Problem to work on |
Across the listing below, how many lines hold "Ζωῆς"? Reply with the number by itself.

--- Exercise input ---

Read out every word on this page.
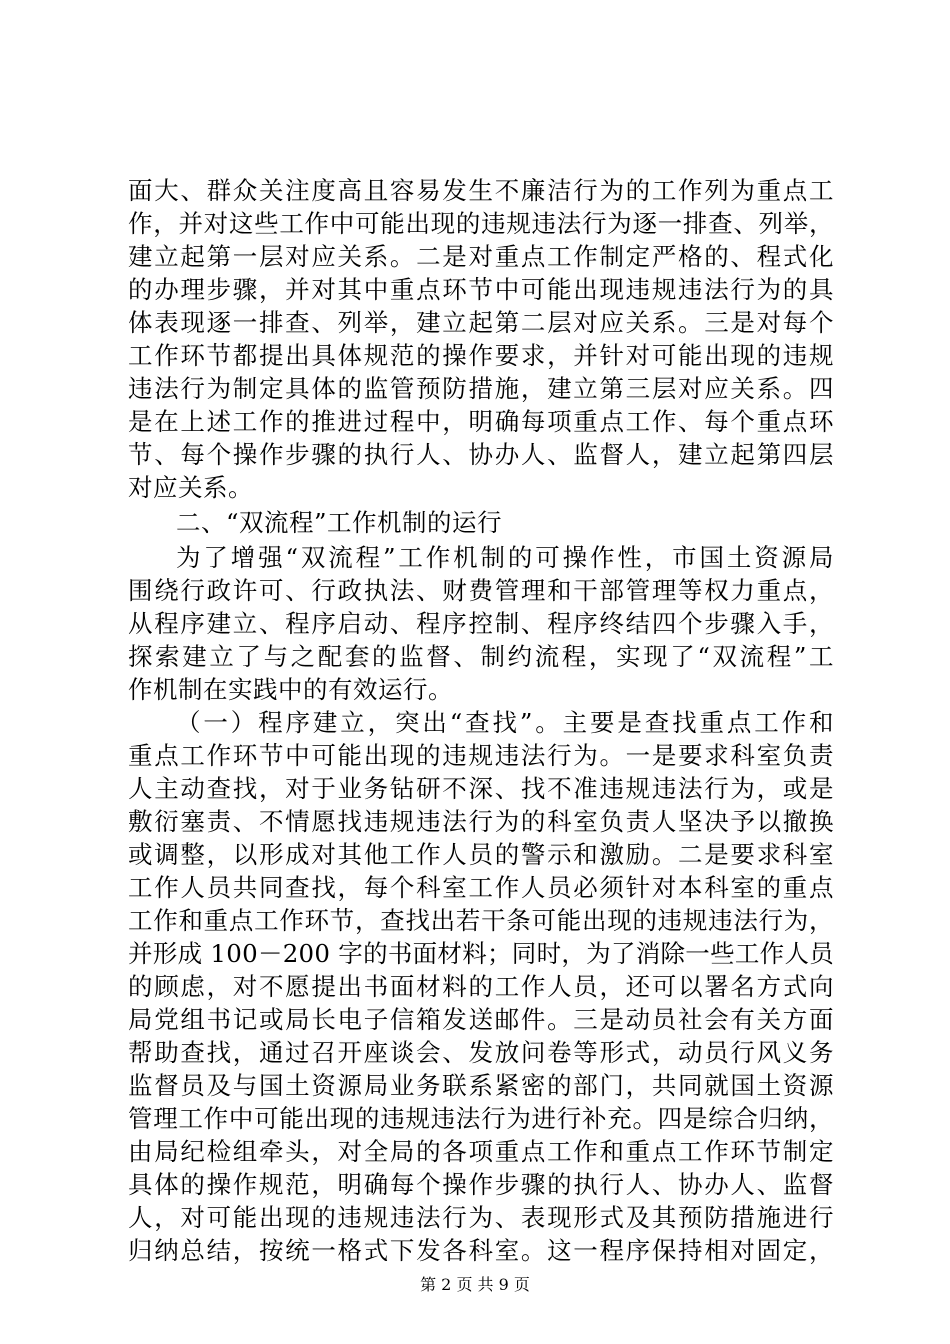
面大、群众关注度高且容易发生不廉洁行为的工作列为重点工
作，并对这些工作中可能出现的违规违法行为逐一排查、列举，
建立起第一层对应关系。二是对重点工作制定严格的、程式化
的办理步骤，并对其中重点环节中可能出现违规违法行为的具
体表现逐一排查、列举，建立起第二层对应关系。三是对每个
工作环节都提出具体规范的操作要求，并针对可能出现的违规
违法行为制定具体的监管预防措施，建立第三层对应关系。四
是在上述工作的推进过程中，明确每项重点工作、每个重点环
节、每个操作步骤的执行人、协办人、监督人，建立起第四层
对应关系。
二、“双流程”工作机制的运行
为了增强“双流程”工作机制的可操作性，市国土资源局
围绕行政许可、行政执法、财费管理和干部管理等权力重点，
从程序建立、程序启动、程序控制、程序终结四个步骤入手，
探索建立了与之配套的监督、制约流程，实现了“双流程”工
作机制在实践中的有效运行。
（一）程序建立，突出“查找”。主要是查找重点工作和
重点工作环节中可能出现的违规违法行为。一是要求科室负责
人主动查找，对于业务钻研不深、找不准违规违法行为，或是
敷衍塞责、不情愿找违规违法行为的科室负责人坚决予以撤换
或调整，以形成对其他工作人员的警示和激励。二是要求科室
工作人员共同查找，每个科室工作人员必须针对本科室的重点
工作和重点工作环节，查找出若干条可能出现的违规违法行为，
并形成 100－200 字的书面材料；同时，为了消除一些工作人员
的顾虑，对不愿提出书面材料的工作人员，还可以署名方式向
局党组书记或局长电子信箱发送邮件。三是动员社会有关方面
帮助查找，通过召开座谈会、发放问卷等形式，动员行风义务
监督员及与国土资源局业务联系紧密的部门，共同就国土资源
管理工作中可能出现的违规违法行为进行补充。四是综合归纳，
由局纪检组牵头，对全局的各项重点工作和重点工作环节制定
具体的操作规范，明确每个操作步骤的执行人、协办人、监督
人，对可能出现的违规违法行为、表现形式及其预防措施进行
归纳总结，按统一格式下发各科室。这一程序保持相对固定，
第 2 页 共 9 页
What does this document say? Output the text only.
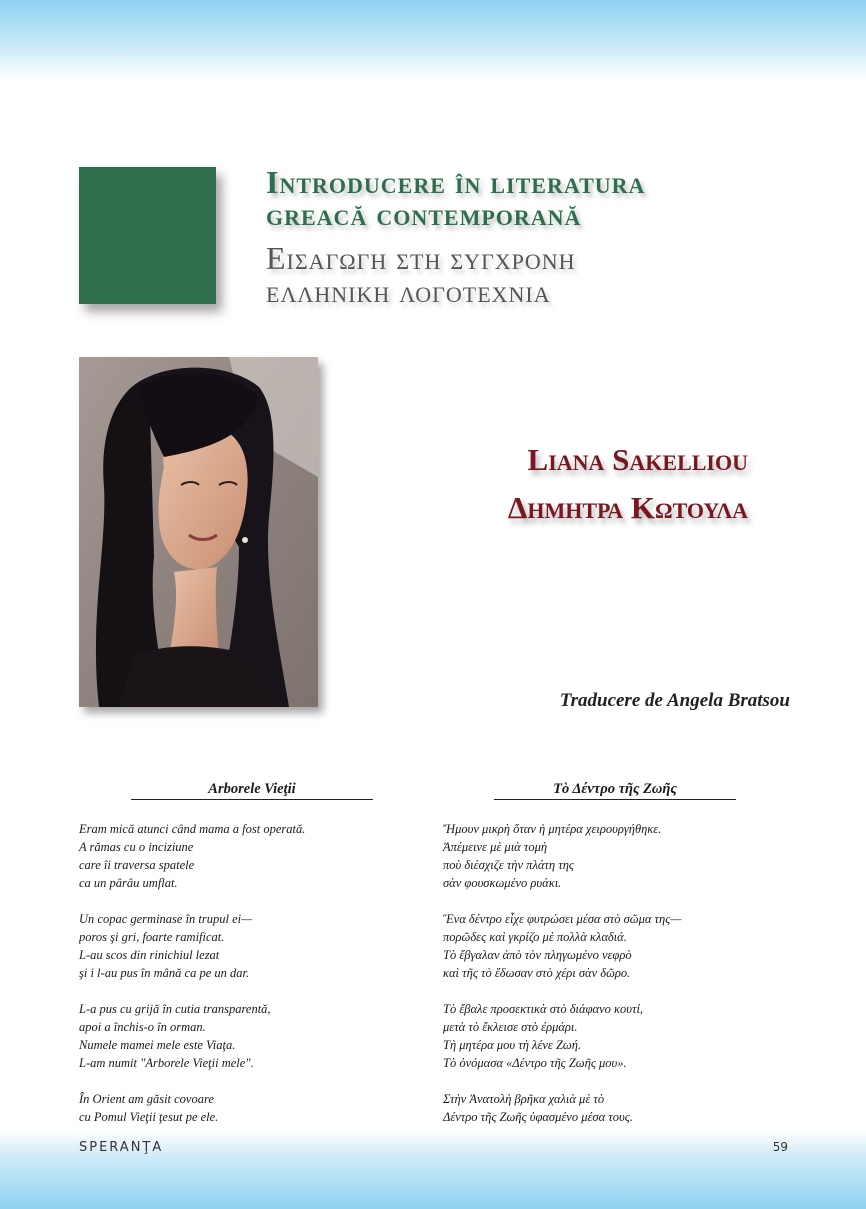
Introducere în literatura
greacă contemporană
Εισαγωγη στη συγχρονη
ελληνικη λογοτεχνια
Liana Sakelliou
Δημητρα Κωτουλα
Traducere de Angela Bratsou
Arborele Vieţii
Eram mică atunci când mama a fost operată.
A rămas cu o inciziune
care îi traversa spatele
ca un pârâu umflat.
Un copac germinase în trupul ei—
poros şi gri, foarte ramificat.
L-au scos din rinichiul lezat
şi i l-au pus în mână ca pe un dar.
L-a pus cu grijă în cutia transparentă,
apoi a închis-o în orman.
Numele mamei mele este Viaţa.
L-am numit "Arborele Vieţii mele".
În Orient am găsit covoare
cu Pomul Vieţii ţesut pe ele.
Τὸ Δέντρο τῆς Ζωῆς
Ἤμουν μικρὴ ὅταν ἡ μητέρα χειρουργήθηκε.
Ἀπέμεινε μὲ μιὰ τομὴ
ποὺ διέσχιζε τὴν πλάτη της
σὰν φουσκωμένο ρυάκι.
Ἕνα δέντρο εἶχε φυτρώσει μέσα στὸ σῶμα της—
πορῶδες καὶ γκρίζο μὲ πολλὰ κλαδιά.
Τὸ ἔβγαλαν ἀπὸ τὸν πληγωμένο νεφρὸ
καὶ τῆς τὸ ἔδωσαν στὸ χέρι σὰν δῶρο.
Τὸ ἔβαλε προσεκτικὰ στὸ διάφανο κουτί,
μετὰ τὸ ἔκλεισε στὸ ἐρμάρι.
Τὴ μητέρα μου τὴ λένε Ζωή.
Τὸ ὀνόμασα «Δέντρο τῆς Ζωῆς μου».
Στὴν Ἀνατολὴ βρῆκα χαλιὰ μὲ τὸ
Δέντρο τῆς Ζωῆς ὑφασμένο μέσα τους.
SPERANŢA	59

---

Task result |
3